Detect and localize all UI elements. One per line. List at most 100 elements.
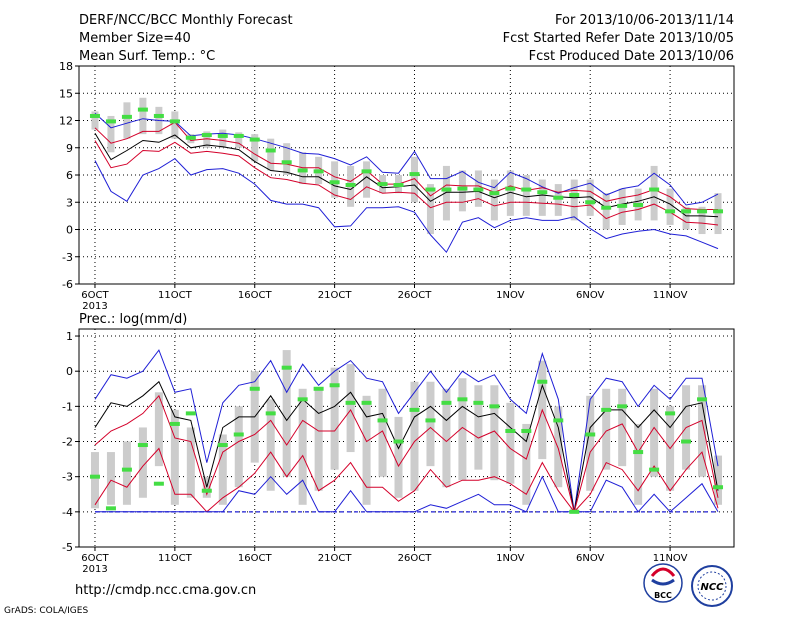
forecast-started-label: Fcst Started Refer Date 2013/10/05 (503, 31, 734, 46)
prec-obs-marker-40 (713, 485, 724, 490)
prec-obs-marker-4 (137, 443, 148, 448)
prec-box-15 (314, 388, 323, 491)
temp-box-23 (442, 165, 450, 221)
temp-obs-marker-25 (473, 187, 484, 192)
temp-box-31 (570, 179, 578, 221)
temp-obs-marker-20 (393, 182, 404, 187)
prec-box-14 (298, 388, 307, 505)
temp-ytick-label-0: -6 (62, 278, 73, 291)
temp-q1-line (94, 140, 719, 226)
temp-obs-marker-12 (265, 148, 276, 153)
temp-obs-marker-14 (297, 168, 308, 173)
prec-min-line (95, 475, 719, 513)
temp-obs-marker-34 (617, 203, 628, 208)
temp-obs-marker-2 (105, 119, 116, 124)
temp-obs-marker-37 (665, 209, 676, 214)
temp-box-36 (650, 165, 658, 221)
temp-box-10 (235, 132, 243, 148)
temp-obs-marker-40 (713, 209, 724, 214)
bcc-logo-text: BCC (654, 591, 672, 600)
prec-box-5 (154, 392, 163, 467)
prec-box-3 (122, 441, 131, 505)
temp-box-32 (586, 179, 594, 216)
prec-obs-marker-28 (521, 428, 532, 433)
prec-obs-marker-1 (89, 474, 100, 479)
temp-box-28 (522, 175, 530, 216)
temp-box-26 (490, 179, 498, 221)
ncc-logo: NCC (691, 565, 733, 607)
prec-xtick-label-5: 1NOV (496, 553, 525, 564)
temp-median-line (94, 132, 719, 218)
bcc-logo: BCC (643, 563, 683, 603)
temp-ytick-label-5: 9 (66, 142, 73, 155)
prec-obs-marker-13 (281, 365, 292, 370)
temp-box-16 (331, 161, 339, 198)
temp-obs-marker-21 (409, 172, 420, 177)
prec-obs-marker-27 (505, 428, 516, 433)
chart-title: DERF/NCC/BCC Monthly Forecast (79, 13, 293, 28)
temp-obs-marker-39 (697, 209, 708, 214)
temp-obs-marker-35 (633, 202, 644, 207)
member-size-label: Member Size=40 (79, 31, 191, 46)
prec-obs-marker-7 (185, 411, 196, 416)
temp-ytick-label-8: 18 (59, 60, 73, 73)
prec-ytick-label-3: -2 (62, 436, 73, 449)
temp-box-22 (426, 184, 434, 235)
prec-obs-marker-11 (249, 386, 260, 391)
temp-obs-marker-32 (585, 200, 596, 205)
temp-box-12 (267, 138, 275, 171)
prec-obs-marker-26 (489, 404, 500, 409)
temp-obs-marker-13 (281, 160, 292, 165)
temp-box-40 (714, 193, 722, 235)
source-url: http://cmdp.ncc.cma.gov.cn (75, 583, 256, 598)
prec-obs-marker-17 (345, 400, 356, 405)
temp-box-4 (139, 97, 147, 135)
prec-obs-marker-34 (617, 404, 628, 409)
prec-obs-marker-30 (553, 418, 564, 423)
prec-box-21 (410, 381, 419, 491)
prec-box-30 (554, 406, 563, 488)
prec-box-17 (346, 364, 355, 453)
forecast-produced-label: Fcst Produced Date 2013/10/06 (529, 49, 734, 64)
prec-obs-marker-24 (457, 397, 468, 402)
prec-ytick-label-1: -4 (62, 506, 73, 519)
temp-xtick-label-5: 1NOV (496, 290, 525, 301)
temp-xtick-label-2: 16OCT (238, 290, 273, 301)
prec-median-line (94, 380, 719, 512)
temp-obs-marker-10 (233, 133, 244, 138)
temp-max-line (94, 112, 719, 206)
prec-box-23 (442, 388, 451, 488)
prec-frame (78, 328, 735, 548)
prec-box-12 (266, 399, 275, 491)
prec-xtick-label-0: 6OCT (81, 553, 109, 564)
prec-obs-marker-39 (697, 397, 708, 402)
prec-ytick-label-4: -1 (62, 400, 73, 413)
prec-box-40 (714, 455, 723, 505)
prec-box-36 (650, 388, 659, 477)
temp-obs-marker-30 (553, 195, 564, 200)
prec-obs-marker-35 (633, 450, 644, 455)
temp-box-18 (363, 161, 371, 198)
temp-obs-marker-22 (425, 187, 436, 192)
temp-ytick-label-3: 3 (66, 196, 73, 209)
prec-obs-marker-10 (233, 432, 244, 437)
temp-obs-marker-5 (153, 113, 164, 118)
prec-box-32 (586, 395, 595, 491)
temp-box-29 (538, 179, 546, 216)
prec-obs-marker-20 (393, 439, 404, 444)
prec-box-22 (426, 381, 435, 467)
temp-box-13 (283, 143, 291, 175)
prec-obs-marker-25 (473, 400, 484, 405)
temp-box-21 (410, 156, 418, 203)
temp-box-24 (458, 170, 466, 212)
prec-box-16 (330, 367, 339, 470)
prec-box-39 (698, 385, 707, 477)
prec-box-19 (378, 388, 387, 477)
prec-xtick-label-3: 21OCT (318, 553, 353, 564)
prec-obs-marker-9 (217, 443, 228, 448)
prec-q1-line (94, 447, 719, 513)
temp-xtick-label-4: 26OCT (398, 290, 433, 301)
temp-obs-marker-6 (169, 119, 180, 124)
temp-box-27 (506, 170, 514, 216)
====
Output the entries starting at the line containing "forecast-started-label: Fcst Started" and ending at the line containing "temp-box-23 (442, 165, 450, 221)" as a Markdown table with the columns Row and Entry. Number each row, and leave out any blank lines.

## TASK OUTPUT
| Row | Entry |
|---|---|
| 1 | forecast-started-label: Fcst Started Refer Date 2013/10/05 (503, 31, 734, 46) |
| 2 | prec-obs-marker-40 (713, 485, 724, 490) |
| 3 | prec-obs-marker-4 (137, 443, 148, 448) |
| 4 | prec-box-15 (314, 388, 323, 491) |
| 5 | temp-box-23 (442, 165, 450, 221) |